Instructions to follow:
Find each line containing the string "документа" and return it.

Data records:
================================
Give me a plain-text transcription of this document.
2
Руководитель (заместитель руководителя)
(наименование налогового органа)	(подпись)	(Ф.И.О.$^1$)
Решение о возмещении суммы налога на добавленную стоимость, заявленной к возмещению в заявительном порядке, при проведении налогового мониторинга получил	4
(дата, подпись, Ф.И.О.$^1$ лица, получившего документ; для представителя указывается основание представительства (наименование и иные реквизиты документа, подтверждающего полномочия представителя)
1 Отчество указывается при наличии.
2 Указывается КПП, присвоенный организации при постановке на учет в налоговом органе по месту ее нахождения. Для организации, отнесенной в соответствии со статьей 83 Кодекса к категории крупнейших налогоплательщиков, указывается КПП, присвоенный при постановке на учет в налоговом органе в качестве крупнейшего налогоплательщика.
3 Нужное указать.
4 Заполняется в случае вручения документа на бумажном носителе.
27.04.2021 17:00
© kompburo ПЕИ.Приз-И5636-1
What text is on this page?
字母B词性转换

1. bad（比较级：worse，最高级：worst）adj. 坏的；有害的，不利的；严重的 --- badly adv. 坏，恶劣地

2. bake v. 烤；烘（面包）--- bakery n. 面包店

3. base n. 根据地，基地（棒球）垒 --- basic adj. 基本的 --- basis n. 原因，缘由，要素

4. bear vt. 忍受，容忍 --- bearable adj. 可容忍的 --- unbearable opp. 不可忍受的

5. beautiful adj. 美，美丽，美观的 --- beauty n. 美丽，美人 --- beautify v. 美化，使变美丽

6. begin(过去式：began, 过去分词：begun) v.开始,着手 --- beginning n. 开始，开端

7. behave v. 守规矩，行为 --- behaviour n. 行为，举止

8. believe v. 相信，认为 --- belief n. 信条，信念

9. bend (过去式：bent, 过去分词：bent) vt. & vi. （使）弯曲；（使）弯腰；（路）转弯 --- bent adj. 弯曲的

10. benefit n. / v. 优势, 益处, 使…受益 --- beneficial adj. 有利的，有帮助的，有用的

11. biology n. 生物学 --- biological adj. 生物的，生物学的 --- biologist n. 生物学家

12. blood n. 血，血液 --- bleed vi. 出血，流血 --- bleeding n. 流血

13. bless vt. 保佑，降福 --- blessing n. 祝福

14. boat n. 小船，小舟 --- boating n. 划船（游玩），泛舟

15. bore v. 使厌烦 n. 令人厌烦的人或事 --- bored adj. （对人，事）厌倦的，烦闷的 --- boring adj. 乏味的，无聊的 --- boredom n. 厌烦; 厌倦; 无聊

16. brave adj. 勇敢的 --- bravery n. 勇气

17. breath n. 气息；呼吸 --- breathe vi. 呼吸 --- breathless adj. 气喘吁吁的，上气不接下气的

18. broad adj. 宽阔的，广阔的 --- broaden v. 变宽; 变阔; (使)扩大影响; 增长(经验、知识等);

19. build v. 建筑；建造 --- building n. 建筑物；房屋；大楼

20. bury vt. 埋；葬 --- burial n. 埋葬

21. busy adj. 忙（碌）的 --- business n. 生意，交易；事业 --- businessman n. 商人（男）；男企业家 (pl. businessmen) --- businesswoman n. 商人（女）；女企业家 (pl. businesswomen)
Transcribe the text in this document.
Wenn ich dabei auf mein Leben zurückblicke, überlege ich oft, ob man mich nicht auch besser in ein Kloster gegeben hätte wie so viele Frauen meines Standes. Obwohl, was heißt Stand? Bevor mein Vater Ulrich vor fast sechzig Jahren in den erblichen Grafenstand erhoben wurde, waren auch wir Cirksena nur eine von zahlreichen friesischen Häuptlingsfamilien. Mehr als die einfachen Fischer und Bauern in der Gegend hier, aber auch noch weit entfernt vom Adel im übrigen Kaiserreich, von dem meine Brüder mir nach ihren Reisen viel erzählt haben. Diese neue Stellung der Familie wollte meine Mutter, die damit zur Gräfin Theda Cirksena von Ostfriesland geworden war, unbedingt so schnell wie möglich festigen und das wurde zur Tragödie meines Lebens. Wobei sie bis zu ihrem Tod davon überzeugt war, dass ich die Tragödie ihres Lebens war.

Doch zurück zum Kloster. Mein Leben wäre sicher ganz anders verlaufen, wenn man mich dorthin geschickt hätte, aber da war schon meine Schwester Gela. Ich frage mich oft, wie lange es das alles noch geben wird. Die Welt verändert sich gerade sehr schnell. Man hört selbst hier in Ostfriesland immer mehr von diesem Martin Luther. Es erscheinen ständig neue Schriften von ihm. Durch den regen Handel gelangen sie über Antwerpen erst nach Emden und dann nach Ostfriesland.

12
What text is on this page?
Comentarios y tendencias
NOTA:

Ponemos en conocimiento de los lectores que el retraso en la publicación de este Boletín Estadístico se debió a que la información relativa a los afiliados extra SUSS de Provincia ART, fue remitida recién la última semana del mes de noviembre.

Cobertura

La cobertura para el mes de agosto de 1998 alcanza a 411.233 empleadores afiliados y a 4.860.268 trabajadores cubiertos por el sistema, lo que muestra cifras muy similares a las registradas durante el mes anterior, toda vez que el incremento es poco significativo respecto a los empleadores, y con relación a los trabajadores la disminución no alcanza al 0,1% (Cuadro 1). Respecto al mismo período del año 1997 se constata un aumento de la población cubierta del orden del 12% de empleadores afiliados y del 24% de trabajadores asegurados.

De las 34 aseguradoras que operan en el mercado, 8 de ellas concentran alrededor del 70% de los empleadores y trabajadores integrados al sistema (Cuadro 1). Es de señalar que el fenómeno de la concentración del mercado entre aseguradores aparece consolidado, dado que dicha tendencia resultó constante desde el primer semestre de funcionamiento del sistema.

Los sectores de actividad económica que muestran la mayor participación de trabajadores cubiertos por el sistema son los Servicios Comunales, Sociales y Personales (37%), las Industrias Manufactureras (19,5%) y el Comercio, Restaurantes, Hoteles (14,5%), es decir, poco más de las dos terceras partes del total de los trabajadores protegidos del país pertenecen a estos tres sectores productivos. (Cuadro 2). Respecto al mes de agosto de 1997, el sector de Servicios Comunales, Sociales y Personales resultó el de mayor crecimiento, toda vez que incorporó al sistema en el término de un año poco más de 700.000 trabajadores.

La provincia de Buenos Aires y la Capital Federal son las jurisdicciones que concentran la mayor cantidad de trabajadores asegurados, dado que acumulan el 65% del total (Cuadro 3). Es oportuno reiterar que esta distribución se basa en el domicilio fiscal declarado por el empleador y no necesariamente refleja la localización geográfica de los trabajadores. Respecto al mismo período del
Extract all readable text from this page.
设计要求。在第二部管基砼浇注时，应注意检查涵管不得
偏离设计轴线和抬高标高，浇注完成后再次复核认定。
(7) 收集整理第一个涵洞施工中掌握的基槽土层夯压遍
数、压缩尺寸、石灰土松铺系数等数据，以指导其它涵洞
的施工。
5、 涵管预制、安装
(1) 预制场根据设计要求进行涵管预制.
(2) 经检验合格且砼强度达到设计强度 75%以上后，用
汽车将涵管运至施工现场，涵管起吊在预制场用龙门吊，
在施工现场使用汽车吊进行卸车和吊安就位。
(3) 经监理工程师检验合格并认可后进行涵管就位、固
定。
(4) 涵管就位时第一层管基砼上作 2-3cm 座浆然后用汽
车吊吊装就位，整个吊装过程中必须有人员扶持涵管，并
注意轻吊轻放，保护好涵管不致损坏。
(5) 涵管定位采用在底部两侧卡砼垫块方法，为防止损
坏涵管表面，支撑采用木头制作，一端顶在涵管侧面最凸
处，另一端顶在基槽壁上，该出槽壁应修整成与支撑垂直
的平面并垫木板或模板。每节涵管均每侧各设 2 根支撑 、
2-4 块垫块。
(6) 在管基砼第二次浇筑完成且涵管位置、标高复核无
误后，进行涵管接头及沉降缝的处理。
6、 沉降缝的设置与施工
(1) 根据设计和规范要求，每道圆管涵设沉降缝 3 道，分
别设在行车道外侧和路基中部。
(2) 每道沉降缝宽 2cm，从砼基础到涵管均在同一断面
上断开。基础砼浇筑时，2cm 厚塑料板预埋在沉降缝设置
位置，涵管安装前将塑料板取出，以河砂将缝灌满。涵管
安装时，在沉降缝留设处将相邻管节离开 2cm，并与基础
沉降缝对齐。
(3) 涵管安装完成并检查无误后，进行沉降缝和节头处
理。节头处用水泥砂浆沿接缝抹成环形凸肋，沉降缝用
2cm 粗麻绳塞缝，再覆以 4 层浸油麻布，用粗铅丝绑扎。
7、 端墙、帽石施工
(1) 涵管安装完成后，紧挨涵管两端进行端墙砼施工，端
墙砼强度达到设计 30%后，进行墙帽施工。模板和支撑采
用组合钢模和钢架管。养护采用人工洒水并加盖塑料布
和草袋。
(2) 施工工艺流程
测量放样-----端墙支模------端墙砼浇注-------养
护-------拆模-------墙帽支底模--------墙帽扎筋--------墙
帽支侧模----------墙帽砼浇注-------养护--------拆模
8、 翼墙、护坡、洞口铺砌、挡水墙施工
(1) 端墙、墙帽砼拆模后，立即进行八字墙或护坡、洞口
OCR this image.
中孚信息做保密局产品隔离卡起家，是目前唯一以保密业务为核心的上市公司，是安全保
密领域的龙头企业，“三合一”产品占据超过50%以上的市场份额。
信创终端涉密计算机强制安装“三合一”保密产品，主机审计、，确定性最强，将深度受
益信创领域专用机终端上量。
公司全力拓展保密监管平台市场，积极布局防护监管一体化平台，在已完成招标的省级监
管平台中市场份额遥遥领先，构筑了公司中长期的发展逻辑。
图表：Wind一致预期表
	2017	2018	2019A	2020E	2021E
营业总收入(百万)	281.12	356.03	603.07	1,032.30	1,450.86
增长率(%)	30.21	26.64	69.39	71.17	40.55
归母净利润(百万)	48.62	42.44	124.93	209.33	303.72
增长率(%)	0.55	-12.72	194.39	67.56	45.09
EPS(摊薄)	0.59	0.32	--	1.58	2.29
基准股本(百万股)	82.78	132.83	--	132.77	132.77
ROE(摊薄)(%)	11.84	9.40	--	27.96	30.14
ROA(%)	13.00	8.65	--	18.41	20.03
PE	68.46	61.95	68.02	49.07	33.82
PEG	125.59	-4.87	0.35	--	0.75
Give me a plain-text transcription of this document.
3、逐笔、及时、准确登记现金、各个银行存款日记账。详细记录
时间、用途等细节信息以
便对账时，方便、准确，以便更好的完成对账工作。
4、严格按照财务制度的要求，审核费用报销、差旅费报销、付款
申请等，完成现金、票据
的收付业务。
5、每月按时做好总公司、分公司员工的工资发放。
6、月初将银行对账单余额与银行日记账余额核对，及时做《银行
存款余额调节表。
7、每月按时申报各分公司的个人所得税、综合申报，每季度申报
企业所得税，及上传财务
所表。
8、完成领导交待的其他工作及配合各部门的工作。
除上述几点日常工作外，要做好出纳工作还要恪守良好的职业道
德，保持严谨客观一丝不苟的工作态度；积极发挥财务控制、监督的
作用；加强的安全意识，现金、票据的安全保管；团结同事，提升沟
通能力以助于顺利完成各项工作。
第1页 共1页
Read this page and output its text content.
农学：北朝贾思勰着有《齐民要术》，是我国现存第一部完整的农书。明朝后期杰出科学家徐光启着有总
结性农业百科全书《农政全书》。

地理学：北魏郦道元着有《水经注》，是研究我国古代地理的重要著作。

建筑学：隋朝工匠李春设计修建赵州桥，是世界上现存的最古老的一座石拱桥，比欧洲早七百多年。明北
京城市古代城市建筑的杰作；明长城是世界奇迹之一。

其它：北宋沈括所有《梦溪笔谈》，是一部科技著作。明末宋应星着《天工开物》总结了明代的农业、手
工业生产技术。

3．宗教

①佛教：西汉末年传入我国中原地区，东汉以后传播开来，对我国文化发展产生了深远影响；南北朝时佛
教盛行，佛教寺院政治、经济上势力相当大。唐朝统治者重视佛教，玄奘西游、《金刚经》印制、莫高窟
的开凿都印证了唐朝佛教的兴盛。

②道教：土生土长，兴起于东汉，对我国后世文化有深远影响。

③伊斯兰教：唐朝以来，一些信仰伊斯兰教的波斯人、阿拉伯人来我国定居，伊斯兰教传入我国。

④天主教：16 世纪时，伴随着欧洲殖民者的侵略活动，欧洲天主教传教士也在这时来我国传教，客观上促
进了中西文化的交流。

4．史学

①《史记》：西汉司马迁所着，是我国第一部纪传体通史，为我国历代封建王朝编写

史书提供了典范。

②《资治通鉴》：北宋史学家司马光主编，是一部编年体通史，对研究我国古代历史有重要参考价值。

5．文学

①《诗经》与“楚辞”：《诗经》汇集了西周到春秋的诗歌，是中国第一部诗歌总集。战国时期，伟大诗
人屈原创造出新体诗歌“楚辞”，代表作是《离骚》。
================================
Solution to this problem:
(дата, подпись, Ф.И.О.$^1$ лица, получившего документ; для представителя указывается основание представительства (наименование и иные реквизиты документа, подтверждающего полномочия представителя)
4 Заполняется в случае вручения документа на бумажном носителе.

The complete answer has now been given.